Exercise materials.

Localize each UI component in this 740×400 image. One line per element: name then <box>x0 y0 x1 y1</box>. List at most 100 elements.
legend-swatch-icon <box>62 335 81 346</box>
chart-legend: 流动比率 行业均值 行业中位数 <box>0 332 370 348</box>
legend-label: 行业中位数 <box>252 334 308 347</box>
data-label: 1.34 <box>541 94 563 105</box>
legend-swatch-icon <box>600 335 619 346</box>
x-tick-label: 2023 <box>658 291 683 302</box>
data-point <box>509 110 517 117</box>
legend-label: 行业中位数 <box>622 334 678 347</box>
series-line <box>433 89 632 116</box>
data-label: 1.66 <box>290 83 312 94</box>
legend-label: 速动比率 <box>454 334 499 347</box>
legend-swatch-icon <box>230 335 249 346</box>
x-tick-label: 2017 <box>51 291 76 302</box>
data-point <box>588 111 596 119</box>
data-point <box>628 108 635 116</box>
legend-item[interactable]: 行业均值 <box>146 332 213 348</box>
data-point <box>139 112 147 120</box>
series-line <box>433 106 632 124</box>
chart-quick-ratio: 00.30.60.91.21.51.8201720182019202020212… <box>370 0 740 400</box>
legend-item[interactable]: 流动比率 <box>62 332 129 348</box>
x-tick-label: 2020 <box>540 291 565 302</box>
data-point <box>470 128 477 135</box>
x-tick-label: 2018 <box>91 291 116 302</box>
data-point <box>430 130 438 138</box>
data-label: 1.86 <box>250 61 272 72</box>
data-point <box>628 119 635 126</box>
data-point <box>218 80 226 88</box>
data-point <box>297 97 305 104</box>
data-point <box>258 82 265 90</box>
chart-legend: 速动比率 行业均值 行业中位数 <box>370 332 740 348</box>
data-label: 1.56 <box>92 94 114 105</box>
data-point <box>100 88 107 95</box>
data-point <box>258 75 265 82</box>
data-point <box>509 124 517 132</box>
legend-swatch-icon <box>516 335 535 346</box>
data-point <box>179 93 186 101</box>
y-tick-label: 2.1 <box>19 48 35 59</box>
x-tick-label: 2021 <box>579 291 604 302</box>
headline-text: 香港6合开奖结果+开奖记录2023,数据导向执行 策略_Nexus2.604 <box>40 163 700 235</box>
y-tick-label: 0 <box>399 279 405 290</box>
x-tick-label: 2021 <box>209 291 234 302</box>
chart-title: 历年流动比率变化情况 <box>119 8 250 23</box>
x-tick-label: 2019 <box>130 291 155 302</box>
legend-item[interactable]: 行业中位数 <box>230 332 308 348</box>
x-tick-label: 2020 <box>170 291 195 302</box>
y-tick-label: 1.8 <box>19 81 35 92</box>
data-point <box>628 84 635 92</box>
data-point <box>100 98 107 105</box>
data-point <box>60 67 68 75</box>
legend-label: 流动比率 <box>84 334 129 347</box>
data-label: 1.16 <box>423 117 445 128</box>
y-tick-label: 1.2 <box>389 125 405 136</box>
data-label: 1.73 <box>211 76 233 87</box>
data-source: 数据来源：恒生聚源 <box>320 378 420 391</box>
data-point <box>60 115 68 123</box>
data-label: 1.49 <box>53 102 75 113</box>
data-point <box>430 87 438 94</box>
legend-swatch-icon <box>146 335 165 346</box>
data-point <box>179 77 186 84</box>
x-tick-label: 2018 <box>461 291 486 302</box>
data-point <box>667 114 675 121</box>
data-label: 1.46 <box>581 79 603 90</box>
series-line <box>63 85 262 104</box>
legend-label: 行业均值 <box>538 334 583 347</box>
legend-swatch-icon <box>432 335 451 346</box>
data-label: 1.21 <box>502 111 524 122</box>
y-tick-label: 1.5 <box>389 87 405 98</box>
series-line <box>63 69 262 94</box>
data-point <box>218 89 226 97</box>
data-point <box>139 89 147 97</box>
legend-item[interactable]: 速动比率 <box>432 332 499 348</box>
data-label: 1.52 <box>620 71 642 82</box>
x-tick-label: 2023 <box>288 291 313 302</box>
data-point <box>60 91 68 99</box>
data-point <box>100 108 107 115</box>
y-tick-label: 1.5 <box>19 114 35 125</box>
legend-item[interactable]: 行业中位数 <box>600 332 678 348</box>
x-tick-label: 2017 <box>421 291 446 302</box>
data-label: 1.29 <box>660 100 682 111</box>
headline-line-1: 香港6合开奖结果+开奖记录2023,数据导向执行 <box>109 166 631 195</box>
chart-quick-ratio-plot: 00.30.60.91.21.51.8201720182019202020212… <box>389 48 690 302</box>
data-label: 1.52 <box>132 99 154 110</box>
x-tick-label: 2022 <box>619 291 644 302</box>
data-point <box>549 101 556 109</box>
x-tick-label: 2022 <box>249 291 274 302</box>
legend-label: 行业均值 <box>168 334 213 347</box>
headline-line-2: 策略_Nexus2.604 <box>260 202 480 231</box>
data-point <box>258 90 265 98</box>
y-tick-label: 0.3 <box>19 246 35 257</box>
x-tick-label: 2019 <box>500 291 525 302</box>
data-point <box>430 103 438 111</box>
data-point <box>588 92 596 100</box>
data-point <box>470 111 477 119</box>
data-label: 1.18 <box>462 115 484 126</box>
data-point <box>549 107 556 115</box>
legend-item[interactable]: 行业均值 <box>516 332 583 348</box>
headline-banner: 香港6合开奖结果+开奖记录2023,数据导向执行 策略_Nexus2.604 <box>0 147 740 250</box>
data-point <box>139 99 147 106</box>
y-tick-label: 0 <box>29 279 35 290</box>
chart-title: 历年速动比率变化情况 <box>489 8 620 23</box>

Requirements.
Locate each line in the records above that contains the string "swatch" and copy those lines out.

Task answer.
legend-swatch-icon <box>62 335 81 346</box>
legend-swatch-icon <box>600 335 619 346</box>
legend-swatch-icon <box>230 335 249 346</box>
legend-swatch-icon <box>516 335 535 346</box>
legend-swatch-icon <box>146 335 165 346</box>
legend-swatch-icon <box>432 335 451 346</box>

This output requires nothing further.